What you have to do
Write out all the lines again, precisely as they stand, but without the images.

Task input

◇ ◇ ◇ ◇ ◇

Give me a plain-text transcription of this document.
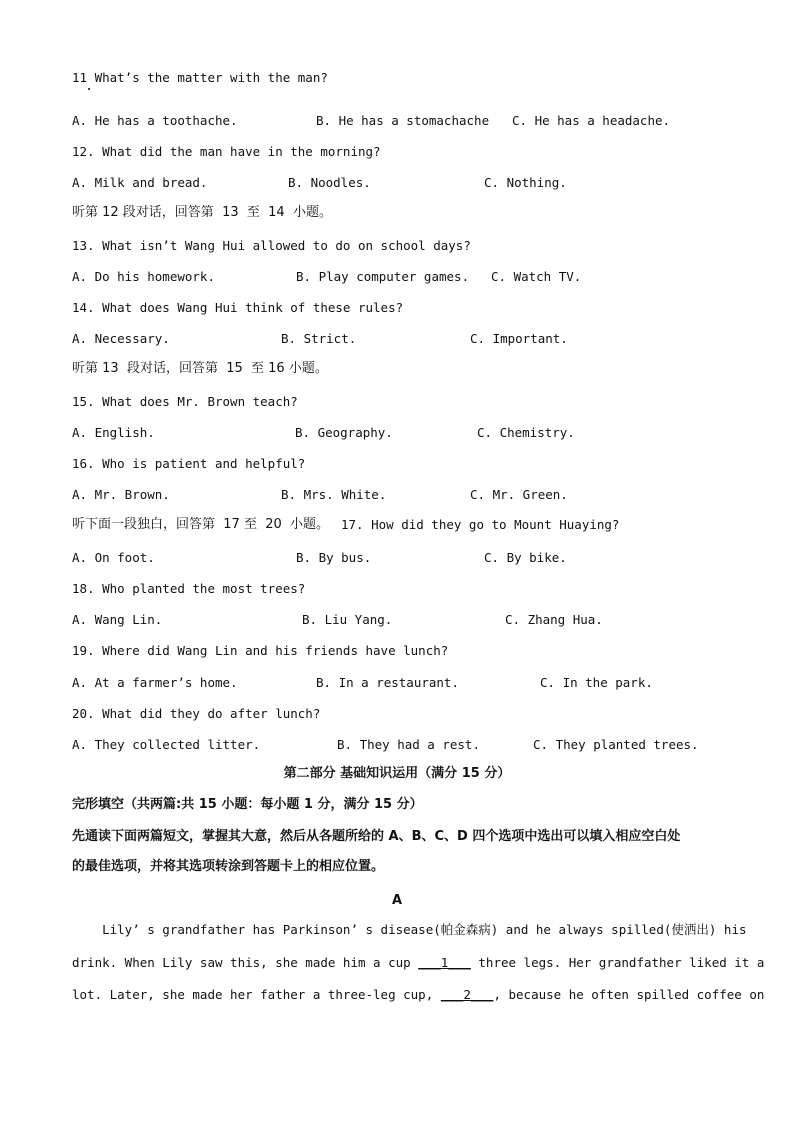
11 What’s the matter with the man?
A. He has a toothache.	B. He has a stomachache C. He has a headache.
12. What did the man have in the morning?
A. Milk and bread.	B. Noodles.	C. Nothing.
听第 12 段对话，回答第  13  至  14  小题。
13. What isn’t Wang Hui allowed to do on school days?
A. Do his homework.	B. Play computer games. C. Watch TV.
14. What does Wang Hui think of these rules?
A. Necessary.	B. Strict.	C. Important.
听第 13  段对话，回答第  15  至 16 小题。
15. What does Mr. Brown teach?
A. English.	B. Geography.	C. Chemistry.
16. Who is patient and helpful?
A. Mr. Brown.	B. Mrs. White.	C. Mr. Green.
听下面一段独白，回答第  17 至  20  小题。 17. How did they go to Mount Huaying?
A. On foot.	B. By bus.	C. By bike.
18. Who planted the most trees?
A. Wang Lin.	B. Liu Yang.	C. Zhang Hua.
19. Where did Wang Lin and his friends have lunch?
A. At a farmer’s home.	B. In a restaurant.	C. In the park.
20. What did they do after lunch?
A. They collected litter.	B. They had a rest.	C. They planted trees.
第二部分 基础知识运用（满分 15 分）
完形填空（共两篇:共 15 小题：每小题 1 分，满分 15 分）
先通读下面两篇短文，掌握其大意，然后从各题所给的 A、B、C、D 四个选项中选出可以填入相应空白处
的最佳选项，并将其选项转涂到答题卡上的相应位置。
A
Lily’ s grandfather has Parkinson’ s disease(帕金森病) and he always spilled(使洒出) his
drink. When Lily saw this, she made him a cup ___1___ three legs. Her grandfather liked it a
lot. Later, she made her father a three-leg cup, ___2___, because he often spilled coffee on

◇ ◇ ◇ ◇ ◇

Output
Give me a plain-text transcription of this document.
11 What’s the matter with the man?
A. He has a toothache.	B. He has a stomachache C. He has a headache.
12. What did the man have in the morning?
A. Milk and bread.	B. Noodles.	C. Nothing.
听第 12 段对话，回答第  13  至  14  小题。
13. What isn’t Wang Hui allowed to do on school days?
A. Do his homework.	B. Play computer games. C. Watch TV.
14. What does Wang Hui think of these rules?
A. Necessary.	B. Strict.	C. Important.
听第 13  段对话，回答第  15  至 16 小题。
15. What does Mr. Brown teach?
A. English.	B. Geography.	C. Chemistry.
16. Who is patient and helpful?
A. Mr. Brown.	B. Mrs. White.	C. Mr. Green.
听下面一段独白，回答第  17 至  20  小题。 17. How did they go to Mount Huaying?
A. On foot.	B. By bus.	C. By bike.
18. Who planted the most trees?
A. Wang Lin.	B. Liu Yang.	C. Zhang Hua.
19. Where did Wang Lin and his friends have lunch?
A. At a farmer’s home.	B. In a restaurant.	C. In the park.
20. What did they do after lunch?
A. They collected litter.	B. They had a rest.	C. They planted trees.
第二部分 基础知识运用（满分 15 分）
完形填空（共两篇:共 15 小题：每小题 1 分，满分 15 分）
先通读下面两篇短文，掌握其大意，然后从各题所给的 A、B、C、D 四个选项中选出可以填入相应空白处
的最佳选项，并将其选项转涂到答题卡上的相应位置。
A
Lily’ s grandfather has Parkinson’ s disease(帕金森病) and he always spilled(使洒出) his
drink. When Lily saw this, she made him a cup ___1___ three legs. Her grandfather liked it a
lot. Later, she made her father a three-leg cup, ___2___, because he often spilled coffee on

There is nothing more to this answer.